Sección del documento —
¿Qué se ha dicho del andaluz?

En este repaso por la historia del andaluz se ha hablado de evoluciones de sonidos, mantenimientos o modificaciones de construcciones gramaticales, pérdidas o adquisiciones de palabras... Pero todos esos fenómenos no bastan para determinar una realidad lingüística diferenciada a menos que sus usuarios tengan plena conciencia de ella, y al tener conciencia la impongan como realidad plena. En otras palabras: puede haber muchos, o pocos, fenómenos lingüísticos andaluces; pero si sus hablantes no los sienten como andaluces, es decir, como modos lingüísticos que los identifican como grupo en el que ellos se reconocen, si sus hablantes, a partir de tales rasgos, o de otros incluso ficticios, no proclaman la existencia del andaluz, no se podrá hablar con propiedad de la plena existencia de una modalidad lingüística(de modo paralelo, hasta que unos clérigos francos en el s. IX no afirmaron que lo que ellos hablaban, su romance diario, era ya distinto a la lengua de sus escritos, no hubo un romance como opuesto y diferente a un latín). Esa conciencia lingüística solo se forma a lo largo de un proceso histórico, y sus consecuencias se dejan sentir en la visión que los hablantes de hoy tengan de su propia realidad lingüística.

Conjunto de tareas —
- 1) Reproduce íntegro y sin cambios el texto sobre la conciencia lingüística del andaluz.
- 2) Transcribe sin cambios, de las filas, el tramo que empieza en la línea que contiene "mac-share-label: 37% <box>801" y termina en la que contiene "row-label-mmud-line2: mismatched unrelated", ambas incluidas.

Filas facilitadas —
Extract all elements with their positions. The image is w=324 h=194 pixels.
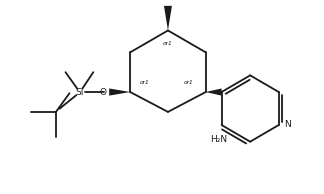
Text: H₂N: H₂N <box>210 135 227 144</box>
Text: or1: or1 <box>163 41 173 46</box>
Text: or1: or1 <box>184 80 194 85</box>
Polygon shape <box>109 88 130 96</box>
Text: O: O <box>100 87 107 97</box>
Polygon shape <box>164 6 172 30</box>
Text: or1: or1 <box>140 80 150 85</box>
Polygon shape <box>206 88 222 96</box>
Text: Si: Si <box>75 87 84 97</box>
Text: N: N <box>284 120 291 130</box>
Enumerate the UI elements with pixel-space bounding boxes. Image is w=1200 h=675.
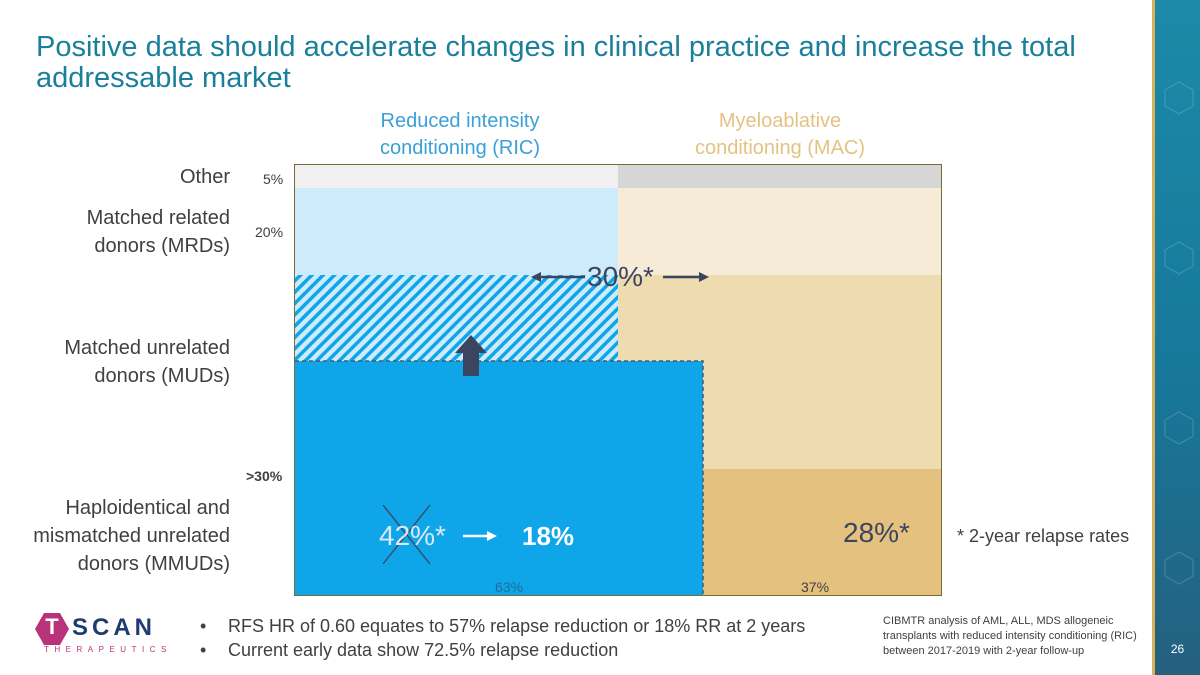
mac-share-label: 37% <box>801 579 830 595</box>
other-mac-cell <box>618 165 941 188</box>
bullet-text-2: Current early data show 72.5% relapse re… <box>228 640 619 660</box>
relapse-rate-28: 28%* <box>843 517 910 548</box>
row-label-mmud-line2: mismatched unrelated <box>33 525 230 547</box>
bullet-dot-icon: • <box>200 616 207 636</box>
expansion-dashed-outline <box>295 360 704 595</box>
row-label-mmud: Haploidentical and mismatched unrelated … <box>10 494 230 578</box>
row-label-mrd: Matched related donors (MRDs) <box>10 204 230 260</box>
hex-pattern-graphic <box>1164 81 1194 585</box>
bullet-item: • Current early data show 72.5% relapse … <box>200 638 805 662</box>
left-arrow-icon <box>531 272 541 282</box>
relapse-rate-18: 18% <box>522 521 575 551</box>
bullet-item: • RFS HR of 0.60 equates to 57% relapse … <box>200 614 805 638</box>
mac-column-header: Myeloablative conditioning (MAC) <box>660 108 900 162</box>
source-note: CIBMTR analysis of AML, ALL, MDS allogen… <box>883 615 1137 657</box>
mud-ric-hatched-cell <box>295 275 618 361</box>
ric-column-header: Reduced intensity conditioning (RIC) <box>340 108 580 162</box>
row-label-mud: Matched unrelated donors (MUDs) <box>10 334 230 390</box>
row-label-mrd-line1: Matched related <box>86 207 230 229</box>
relapse-rate-30: 30%* <box>587 261 654 292</box>
relapse-rate-42: 42%* <box>379 520 446 551</box>
mosaic-svg <box>295 165 941 595</box>
pct-mrd: 20% <box>255 224 284 240</box>
page-title: Positive data should accelerate changes … <box>36 31 1076 94</box>
page-number: 26 <box>1170 642 1185 656</box>
logo-letter: T <box>45 614 59 639</box>
mrd-ric-cell <box>295 188 618 275</box>
market-mosaic-chart: 30%* 42%* 18% 28%* 63% 37% <box>294 164 942 596</box>
mmud-mac-cell <box>703 469 941 595</box>
right-accent-line <box>1152 0 1155 675</box>
logo-word: SCAN <box>72 614 157 641</box>
row-label-mud-line1: Matched unrelated <box>64 337 230 359</box>
mmud-ric-cell <box>295 361 703 595</box>
row-label-mmud-line3: donors (MMUDs) <box>77 553 230 575</box>
ric-header-line1: Reduced intensity <box>380 110 540 132</box>
tscan-logo: T SCAN THERAPEUTICS <box>34 612 174 660</box>
up-arrow-icon <box>455 335 487 376</box>
relapse-footnote: * 2-year relapse rates <box>957 526 1130 546</box>
mac-header-line2: conditioning (MAC) <box>694 137 866 159</box>
pct-mmud: >30% <box>246 468 283 484</box>
mac-header-line1: Myeloablative <box>718 110 842 132</box>
ric-share-label: 63% <box>495 579 524 595</box>
row-label-mud-line2: donors (MUDs) <box>94 365 230 387</box>
bullet-list: • RFS HR of 0.60 equates to 57% relapse … <box>200 614 805 662</box>
right-decorative-bar <box>1155 0 1200 675</box>
row-label-other: Other <box>179 166 230 188</box>
right-arrow-icon <box>699 272 709 282</box>
pct-other: 5% <box>263 171 284 187</box>
logo-subtitle: THERAPEUTICS <box>44 645 172 654</box>
row-label-mmud-line1: Haploidentical and <box>65 497 230 519</box>
reduction-arrow-icon <box>487 531 497 541</box>
bullet-text-1: RFS HR of 0.60 equates to 57% relapse re… <box>228 616 806 636</box>
strike-line-2 <box>382 504 431 565</box>
other-ric-cell <box>295 165 618 188</box>
logo-hexagon-icon <box>35 613 69 645</box>
mrd-mac-cell <box>618 188 941 275</box>
row-label-mrd-line2: donors (MRDs) <box>94 235 230 257</box>
ric-header-line2: conditioning (RIC) <box>379 137 541 159</box>
bullet-dot-icon: • <box>200 640 207 660</box>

Respuestas a tareas —
- 1)
¿Qué se ha dicho del andaluz?

En este repaso por la historia del andaluz se ha hablado de evoluciones de sonidos, mantenimientos o modificaciones de construcciones gramaticales, pérdidas o adquisiciones de palabras... Pero todos esos fenómenos no bastan para determinar una realidad lingüística diferenciada a menos que sus usuarios tengan plena conciencia de ella, y al tener conciencia la impongan como realidad plena. En otras palabras: puede haber muchos, o pocos, fenómenos lingüísticos andaluces; pero si sus hablantes no los sienten como andaluces, es decir, como modos lingüísticos que los identifican como grupo en el que ellos se reconocen, si sus hablantes, a partir de tales rasgos, o de otros incluso ficticios, no proclaman la existencia del andaluz, no se podrá hablar con propiedad de la plena existencia de una modalidad lingüística(de modo paralelo, hasta que unos clérigos francos en el s. IX no afirmaron que lo que ellos hablaban, su romance diario, era ya distinto a la lengua de sus escritos, no hubo un romance como opuesto y diferente a un latín). Esa conciencia lingüística solo se forma a lo largo de un proceso histórico, y sus consecuencias se dejan sentir en la visión que los hablantes de hoy tengan de su propia realidad lingüística.

- 2)
mac-share-label: 37% <box>801 579 830 595</box>
other-mac-cell <box>618 165 941 188</box>
bullet-text-2: Current early data show 72.5% relapse re… <box>228 640 619 660</box>
relapse-rate-28: 28%* <box>843 517 910 548</box>
row-label-mmud-line2: mismatched unrelated <box>33 525 230 547</box>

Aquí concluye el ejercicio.